-- start --
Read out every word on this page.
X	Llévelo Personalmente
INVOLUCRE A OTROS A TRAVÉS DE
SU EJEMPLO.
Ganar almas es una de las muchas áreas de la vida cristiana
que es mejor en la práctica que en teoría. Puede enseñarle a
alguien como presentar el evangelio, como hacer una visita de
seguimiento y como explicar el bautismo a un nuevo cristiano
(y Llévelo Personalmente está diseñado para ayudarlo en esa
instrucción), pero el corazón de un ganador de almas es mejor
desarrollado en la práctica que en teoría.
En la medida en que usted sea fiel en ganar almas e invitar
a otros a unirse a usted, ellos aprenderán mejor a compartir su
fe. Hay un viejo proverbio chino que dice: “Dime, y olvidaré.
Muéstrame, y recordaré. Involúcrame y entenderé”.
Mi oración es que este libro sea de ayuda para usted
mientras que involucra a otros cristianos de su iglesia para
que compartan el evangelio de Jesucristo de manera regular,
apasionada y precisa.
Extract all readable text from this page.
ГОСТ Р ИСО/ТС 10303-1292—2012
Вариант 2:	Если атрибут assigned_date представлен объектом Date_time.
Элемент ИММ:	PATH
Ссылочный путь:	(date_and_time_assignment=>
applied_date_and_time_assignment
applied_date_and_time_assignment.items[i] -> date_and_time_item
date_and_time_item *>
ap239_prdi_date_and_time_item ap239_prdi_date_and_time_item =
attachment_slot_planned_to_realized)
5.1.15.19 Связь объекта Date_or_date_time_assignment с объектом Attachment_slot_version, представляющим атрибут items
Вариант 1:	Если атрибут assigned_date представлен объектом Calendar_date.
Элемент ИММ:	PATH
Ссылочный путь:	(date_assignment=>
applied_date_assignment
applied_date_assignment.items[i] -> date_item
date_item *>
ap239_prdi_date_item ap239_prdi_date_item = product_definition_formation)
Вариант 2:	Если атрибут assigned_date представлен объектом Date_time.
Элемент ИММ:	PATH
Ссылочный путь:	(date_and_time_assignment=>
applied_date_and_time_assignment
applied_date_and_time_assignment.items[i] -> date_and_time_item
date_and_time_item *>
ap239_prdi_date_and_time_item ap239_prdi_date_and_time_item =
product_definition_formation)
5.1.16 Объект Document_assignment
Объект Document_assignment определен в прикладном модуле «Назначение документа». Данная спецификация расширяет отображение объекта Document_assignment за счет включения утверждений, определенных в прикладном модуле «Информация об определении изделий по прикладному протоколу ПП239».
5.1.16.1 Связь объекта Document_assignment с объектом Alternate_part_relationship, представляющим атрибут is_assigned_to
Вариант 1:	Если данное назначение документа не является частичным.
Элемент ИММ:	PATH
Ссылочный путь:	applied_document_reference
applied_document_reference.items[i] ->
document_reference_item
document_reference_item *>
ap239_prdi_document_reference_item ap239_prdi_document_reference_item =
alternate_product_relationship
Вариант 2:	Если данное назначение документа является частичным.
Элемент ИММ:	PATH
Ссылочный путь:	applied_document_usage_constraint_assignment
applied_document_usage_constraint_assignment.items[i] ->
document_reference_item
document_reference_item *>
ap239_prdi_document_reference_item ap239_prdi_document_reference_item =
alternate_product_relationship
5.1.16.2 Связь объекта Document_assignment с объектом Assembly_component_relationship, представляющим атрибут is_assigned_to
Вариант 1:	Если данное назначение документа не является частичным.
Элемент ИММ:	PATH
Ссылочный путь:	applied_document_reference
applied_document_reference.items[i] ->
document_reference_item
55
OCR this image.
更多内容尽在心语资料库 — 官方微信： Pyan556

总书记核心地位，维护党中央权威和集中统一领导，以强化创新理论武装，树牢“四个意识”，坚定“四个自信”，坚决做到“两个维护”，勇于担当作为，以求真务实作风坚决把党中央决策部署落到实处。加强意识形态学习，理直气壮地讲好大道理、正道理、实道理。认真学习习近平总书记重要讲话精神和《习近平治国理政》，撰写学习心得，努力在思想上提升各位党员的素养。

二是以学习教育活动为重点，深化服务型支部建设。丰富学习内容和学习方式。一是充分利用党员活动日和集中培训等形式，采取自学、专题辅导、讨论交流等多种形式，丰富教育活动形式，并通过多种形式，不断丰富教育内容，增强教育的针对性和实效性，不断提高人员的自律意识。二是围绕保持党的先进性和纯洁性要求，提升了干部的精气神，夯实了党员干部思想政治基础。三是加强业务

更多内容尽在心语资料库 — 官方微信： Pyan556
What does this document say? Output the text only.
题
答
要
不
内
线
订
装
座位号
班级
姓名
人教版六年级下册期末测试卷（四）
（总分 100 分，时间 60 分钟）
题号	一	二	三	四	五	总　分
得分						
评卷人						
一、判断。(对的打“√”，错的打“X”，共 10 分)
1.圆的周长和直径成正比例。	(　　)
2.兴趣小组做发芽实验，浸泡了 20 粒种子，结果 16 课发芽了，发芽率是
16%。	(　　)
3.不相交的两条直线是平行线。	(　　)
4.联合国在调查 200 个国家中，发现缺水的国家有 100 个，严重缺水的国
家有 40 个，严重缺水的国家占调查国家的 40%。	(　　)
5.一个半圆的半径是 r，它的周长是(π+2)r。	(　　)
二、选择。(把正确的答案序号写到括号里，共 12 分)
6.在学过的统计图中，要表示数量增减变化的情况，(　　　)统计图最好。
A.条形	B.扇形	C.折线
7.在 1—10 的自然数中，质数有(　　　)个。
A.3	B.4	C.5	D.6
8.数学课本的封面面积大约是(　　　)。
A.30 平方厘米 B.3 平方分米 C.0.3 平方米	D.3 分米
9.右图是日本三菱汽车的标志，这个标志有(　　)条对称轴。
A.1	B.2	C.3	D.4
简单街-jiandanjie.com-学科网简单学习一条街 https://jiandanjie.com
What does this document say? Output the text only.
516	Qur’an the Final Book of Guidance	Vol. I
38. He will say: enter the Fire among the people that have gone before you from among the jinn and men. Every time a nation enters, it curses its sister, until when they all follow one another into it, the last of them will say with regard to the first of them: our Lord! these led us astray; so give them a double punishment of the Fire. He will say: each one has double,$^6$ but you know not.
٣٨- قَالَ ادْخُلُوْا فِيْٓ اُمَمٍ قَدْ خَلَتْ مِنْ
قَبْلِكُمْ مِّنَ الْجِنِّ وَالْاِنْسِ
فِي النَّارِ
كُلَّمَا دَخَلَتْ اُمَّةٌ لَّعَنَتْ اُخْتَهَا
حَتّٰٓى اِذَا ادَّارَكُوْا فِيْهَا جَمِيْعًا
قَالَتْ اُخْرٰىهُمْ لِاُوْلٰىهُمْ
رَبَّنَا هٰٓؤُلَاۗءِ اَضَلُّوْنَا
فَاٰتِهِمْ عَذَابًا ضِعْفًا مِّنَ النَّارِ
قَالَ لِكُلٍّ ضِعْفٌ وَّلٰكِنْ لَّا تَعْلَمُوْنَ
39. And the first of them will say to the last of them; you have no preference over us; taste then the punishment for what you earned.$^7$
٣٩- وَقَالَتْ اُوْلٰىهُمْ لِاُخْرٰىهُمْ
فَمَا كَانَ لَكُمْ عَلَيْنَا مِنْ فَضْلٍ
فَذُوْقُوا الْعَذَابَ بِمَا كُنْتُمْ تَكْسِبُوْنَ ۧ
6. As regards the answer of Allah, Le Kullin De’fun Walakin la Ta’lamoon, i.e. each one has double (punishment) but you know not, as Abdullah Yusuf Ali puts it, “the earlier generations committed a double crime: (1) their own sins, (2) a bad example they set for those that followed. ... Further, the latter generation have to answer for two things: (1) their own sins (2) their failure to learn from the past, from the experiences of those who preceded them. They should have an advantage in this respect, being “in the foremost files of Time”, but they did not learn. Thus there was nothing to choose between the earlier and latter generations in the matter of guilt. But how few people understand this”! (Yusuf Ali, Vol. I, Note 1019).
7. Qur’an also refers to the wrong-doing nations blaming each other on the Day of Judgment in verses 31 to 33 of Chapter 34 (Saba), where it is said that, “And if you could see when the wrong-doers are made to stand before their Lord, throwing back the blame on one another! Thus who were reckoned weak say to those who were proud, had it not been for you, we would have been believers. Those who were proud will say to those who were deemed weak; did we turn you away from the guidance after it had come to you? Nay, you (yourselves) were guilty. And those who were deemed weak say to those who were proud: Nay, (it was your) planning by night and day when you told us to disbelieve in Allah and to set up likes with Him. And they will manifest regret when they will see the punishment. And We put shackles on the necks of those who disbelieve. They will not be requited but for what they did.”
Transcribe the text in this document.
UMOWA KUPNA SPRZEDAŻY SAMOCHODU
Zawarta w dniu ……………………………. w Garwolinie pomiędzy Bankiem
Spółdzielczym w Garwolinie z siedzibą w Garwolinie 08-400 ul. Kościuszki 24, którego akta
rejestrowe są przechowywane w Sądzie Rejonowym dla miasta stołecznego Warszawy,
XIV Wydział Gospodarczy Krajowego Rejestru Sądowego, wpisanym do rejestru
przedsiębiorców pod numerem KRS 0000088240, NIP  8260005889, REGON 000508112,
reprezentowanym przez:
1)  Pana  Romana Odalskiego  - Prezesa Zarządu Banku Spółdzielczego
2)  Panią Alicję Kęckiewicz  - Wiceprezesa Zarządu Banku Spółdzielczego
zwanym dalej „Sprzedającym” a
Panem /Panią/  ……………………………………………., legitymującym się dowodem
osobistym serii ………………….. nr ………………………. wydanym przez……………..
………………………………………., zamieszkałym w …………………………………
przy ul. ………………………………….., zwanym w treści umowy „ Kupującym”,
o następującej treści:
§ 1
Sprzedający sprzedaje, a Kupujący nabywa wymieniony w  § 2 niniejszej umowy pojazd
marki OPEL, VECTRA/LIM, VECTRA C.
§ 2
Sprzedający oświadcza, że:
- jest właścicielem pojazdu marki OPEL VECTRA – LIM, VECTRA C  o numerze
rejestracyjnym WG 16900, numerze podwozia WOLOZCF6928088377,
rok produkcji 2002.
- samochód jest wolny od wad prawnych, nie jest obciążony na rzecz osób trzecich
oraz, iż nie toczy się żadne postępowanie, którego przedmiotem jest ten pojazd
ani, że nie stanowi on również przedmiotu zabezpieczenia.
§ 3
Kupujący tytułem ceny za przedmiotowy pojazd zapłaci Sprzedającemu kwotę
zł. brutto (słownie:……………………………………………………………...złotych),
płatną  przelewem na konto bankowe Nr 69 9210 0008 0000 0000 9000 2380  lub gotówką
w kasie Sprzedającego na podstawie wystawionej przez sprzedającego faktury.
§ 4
-- end --
_Exercise directions_: State how many lines of the listing hold the string "OPEL"; reply with the number and nothing else.

_Exercise output_: 2